## [Given task]
Repeat the whole listing exactly as written.

(Some records)
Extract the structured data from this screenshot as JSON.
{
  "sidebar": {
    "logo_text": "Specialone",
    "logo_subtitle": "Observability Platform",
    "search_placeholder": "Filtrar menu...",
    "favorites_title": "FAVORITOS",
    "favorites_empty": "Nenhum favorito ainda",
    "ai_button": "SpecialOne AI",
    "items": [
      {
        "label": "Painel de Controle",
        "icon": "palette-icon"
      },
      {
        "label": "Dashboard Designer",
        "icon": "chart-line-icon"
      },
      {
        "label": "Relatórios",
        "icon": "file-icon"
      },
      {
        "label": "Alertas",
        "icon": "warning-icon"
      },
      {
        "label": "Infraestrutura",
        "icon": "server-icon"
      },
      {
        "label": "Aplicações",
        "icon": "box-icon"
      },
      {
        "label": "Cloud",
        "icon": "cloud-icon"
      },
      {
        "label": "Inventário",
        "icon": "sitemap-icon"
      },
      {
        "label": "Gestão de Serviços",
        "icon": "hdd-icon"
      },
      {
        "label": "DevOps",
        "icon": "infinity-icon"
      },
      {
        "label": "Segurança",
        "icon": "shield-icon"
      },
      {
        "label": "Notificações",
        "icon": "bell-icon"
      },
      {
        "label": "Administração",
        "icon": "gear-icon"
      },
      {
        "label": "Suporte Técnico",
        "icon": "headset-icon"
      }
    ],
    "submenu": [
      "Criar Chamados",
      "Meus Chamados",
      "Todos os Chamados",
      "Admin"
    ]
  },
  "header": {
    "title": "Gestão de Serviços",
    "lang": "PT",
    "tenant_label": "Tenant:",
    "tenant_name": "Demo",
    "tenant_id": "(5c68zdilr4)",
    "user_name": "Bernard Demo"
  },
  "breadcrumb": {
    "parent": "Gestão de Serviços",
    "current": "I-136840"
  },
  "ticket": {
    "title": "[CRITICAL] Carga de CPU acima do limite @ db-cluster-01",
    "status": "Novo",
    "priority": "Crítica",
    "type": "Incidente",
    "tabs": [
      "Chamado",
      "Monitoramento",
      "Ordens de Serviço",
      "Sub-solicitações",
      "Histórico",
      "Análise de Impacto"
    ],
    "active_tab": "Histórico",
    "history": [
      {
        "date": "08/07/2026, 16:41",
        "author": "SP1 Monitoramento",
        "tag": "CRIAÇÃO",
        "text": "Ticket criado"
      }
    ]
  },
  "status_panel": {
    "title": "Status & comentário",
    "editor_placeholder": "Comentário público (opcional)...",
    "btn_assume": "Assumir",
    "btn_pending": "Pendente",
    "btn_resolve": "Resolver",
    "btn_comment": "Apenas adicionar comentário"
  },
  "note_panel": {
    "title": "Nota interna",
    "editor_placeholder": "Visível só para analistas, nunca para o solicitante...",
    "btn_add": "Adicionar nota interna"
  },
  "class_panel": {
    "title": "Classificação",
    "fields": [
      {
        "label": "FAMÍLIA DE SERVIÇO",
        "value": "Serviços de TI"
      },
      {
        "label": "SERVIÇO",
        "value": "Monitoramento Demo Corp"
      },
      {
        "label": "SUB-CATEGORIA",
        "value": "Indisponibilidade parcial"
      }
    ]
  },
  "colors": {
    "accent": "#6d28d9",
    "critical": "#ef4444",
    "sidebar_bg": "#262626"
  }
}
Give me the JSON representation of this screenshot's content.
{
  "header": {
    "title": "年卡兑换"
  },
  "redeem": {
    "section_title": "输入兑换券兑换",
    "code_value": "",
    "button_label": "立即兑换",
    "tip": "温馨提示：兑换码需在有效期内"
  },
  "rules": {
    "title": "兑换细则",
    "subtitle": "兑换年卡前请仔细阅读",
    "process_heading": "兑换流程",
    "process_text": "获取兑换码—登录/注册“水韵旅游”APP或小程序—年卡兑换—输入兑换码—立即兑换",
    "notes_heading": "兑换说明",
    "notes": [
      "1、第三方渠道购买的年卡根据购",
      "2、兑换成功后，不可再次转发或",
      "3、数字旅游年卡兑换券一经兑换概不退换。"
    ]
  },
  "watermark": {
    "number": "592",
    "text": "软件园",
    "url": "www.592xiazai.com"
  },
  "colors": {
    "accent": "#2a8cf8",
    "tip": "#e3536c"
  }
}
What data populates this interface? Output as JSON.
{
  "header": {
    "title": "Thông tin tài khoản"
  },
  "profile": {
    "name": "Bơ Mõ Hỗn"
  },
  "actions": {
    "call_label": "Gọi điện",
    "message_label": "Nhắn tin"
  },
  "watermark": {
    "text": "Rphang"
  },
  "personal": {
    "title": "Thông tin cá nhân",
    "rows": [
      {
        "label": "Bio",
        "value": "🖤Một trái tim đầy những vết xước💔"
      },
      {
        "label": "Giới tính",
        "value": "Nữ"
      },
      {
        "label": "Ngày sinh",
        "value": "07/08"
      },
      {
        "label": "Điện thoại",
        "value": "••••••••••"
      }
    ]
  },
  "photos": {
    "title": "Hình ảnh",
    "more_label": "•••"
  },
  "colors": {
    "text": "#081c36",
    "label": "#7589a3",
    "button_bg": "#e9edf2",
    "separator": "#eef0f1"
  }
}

## [Result of this task]
Extract the structured data from this screenshot as JSON.
{
  "sidebar": {
    "logo_text": "Specialone",
    "logo_subtitle": "Observability Platform",
    "search_placeholder": "Filtrar menu...",
    "favorites_title": "FAVORITOS",
    "favorites_empty": "Nenhum favorito ainda",
    "ai_button": "SpecialOne AI",
    "items": [
      {
        "label": "Painel de Controle",
        "icon": "palette-icon"
      },
      {
        "label": "Dashboard Designer",
        "icon": "chart-line-icon"
      },
      {
        "label": "Relatórios",
        "icon": "file-icon"
      },
      {
        "label": "Alertas",
        "icon": "warning-icon"
      },
      {
        "label": "Infraestrutura",
        "icon": "server-icon"
      },
      {
        "label": "Aplicações",
        "icon": "box-icon"
      },
      {
        "label": "Cloud",
        "icon": "cloud-icon"
      },
      {
        "label": "Inventário",
        "icon": "sitemap-icon"
      },
      {
        "label": "Gestão de Serviços",
        "icon": "hdd-icon"
      },
      {
        "label": "DevOps",
        "icon": "infinity-icon"
      },
      {
        "label": "Segurança",
        "icon": "shield-icon"
      },
      {
        "label": "Notificações",
        "icon": "bell-icon"
      },
      {
        "label": "Administração",
        "icon": "gear-icon"
      },
      {
        "label": "Suporte Técnico",
        "icon": "headset-icon"
      }
    ],
    "submenu": [
      "Criar Chamados",
      "Meus Chamados",
      "Todos os Chamados",
      "Admin"
    ]
  },
  "header": {
    "title": "Gestão de Serviços",
    "lang": "PT",
    "tenant_label": "Tenant:",
    "tenant_name": "Demo",
    "tenant_id": "(5c68zdilr4)",
    "user_name": "Bernard Demo"
  },
  "breadcrumb": {
    "parent": "Gestão de Serviços",
    "current": "I-136840"
  },
  "ticket": {
    "title": "[CRITICAL] Carga de CPU acima do limite @ db-cluster-01",
    "status": "Novo",
    "priority": "Crítica",
    "type": "Incidente",
    "tabs": [
      "Chamado",
      "Monitoramento",
      "Ordens de Serviço",
      "Sub-solicitações",
      "Histórico",
      "Análise de Impacto"
    ],
    "active_tab": "Histórico",
    "history": [
      {
        "date": "08/07/2026, 16:41",
        "author": "SP1 Monitoramento",
        "tag": "CRIAÇÃO",
        "text": "Ticket criado"
      }
    ]
  },
  "status_panel": {
    "title": "Status & comentário",
    "editor_placeholder": "Comentário público (opcional)...",
    "btn_assume": "Assumir",
    "btn_pending": "Pendente",
    "btn_resolve": "Resolver",
    "btn_comment": "Apenas adicionar comentário"
  },
  "note_panel": {
    "title": "Nota interna",
    "editor_placeholder": "Visível só para analistas, nunca para o solicitante...",
    "btn_add": "Adicionar nota interna"
  },
  "class_panel": {
    "title": "Classificação",
    "fields": [
      {
        "label": "FAMÍLIA DE SERVIÇO",
        "value": "Serviços de TI"
      },
      {
        "label": "SERVIÇO",
        "value": "Monitoramento Demo Corp"
      },
      {
        "label": "SUB-CATEGORIA",
        "value": "Indisponibilidade parcial"
      }
    ]
  },
  "colors": {
    "accent": "#6d28d9",
    "critical": "#ef4444",
    "sidebar_bg": "#262626"
  }
}
Give me the JSON representation of this screenshot's content.
{
  "header": {
    "title": "年卡兑换"
  },
  "redeem": {
    "section_title": "输入兑换券兑换",
    "code_value": "",
    "button_label": "立即兑换",
    "tip": "温馨提示：兑换码需在有效期内"
  },
  "rules": {
    "title": "兑换细则",
    "subtitle": "兑换年卡前请仔细阅读",
    "process_heading": "兑换流程",
    "process_text": "获取兑换码—登录/注册“水韵旅游”APP或小程序—年卡兑换—输入兑换码—立即兑换",
    "notes_heading": "兑换说明",
    "notes": [
      "1、第三方渠道购买的年卡根据购",
      "2、兑换成功后，不可再次转发或",
      "3、数字旅游年卡兑换券一经兑换概不退换。"
    ]
  },
  "watermark": {
    "number": "592",
    "text": "软件园",
    "url": "www.592xiazai.com"
  },
  "colors": {
    "accent": "#2a8cf8",
    "tip": "#e3536c"
  }
}
What data populates this interface? Output as JSON.
{
  "header": {
    "title": "Thông tin tài khoản"
  },
  "profile": {
    "name": "Bơ Mõ Hỗn"
  },
  "actions": {
    "call_label": "Gọi điện",
    "message_label": "Nhắn tin"
  },
  "watermark": {
    "text": "Rphang"
  },
  "personal": {
    "title": "Thông tin cá nhân",
    "rows": [
      {
        "label": "Bio",
        "value": "🖤Một trái tim đầy những vết xước💔"
      },
      {
        "label": "Giới tính",
        "value": "Nữ"
      },
      {
        "label": "Ngày sinh",
        "value": "07/08"
      },
      {
        "label": "Điện thoại",
        "value": "••••••••••"
      }
    ]
  },
  "photos": {
    "title": "Hình ảnh",
    "more_label": "•••"
  },
  "colors": {
    "text": "#081c36",
    "label": "#7589a3",
    "button_bg": "#e9edf2",
    "separator": "#eef0f1"
  }
}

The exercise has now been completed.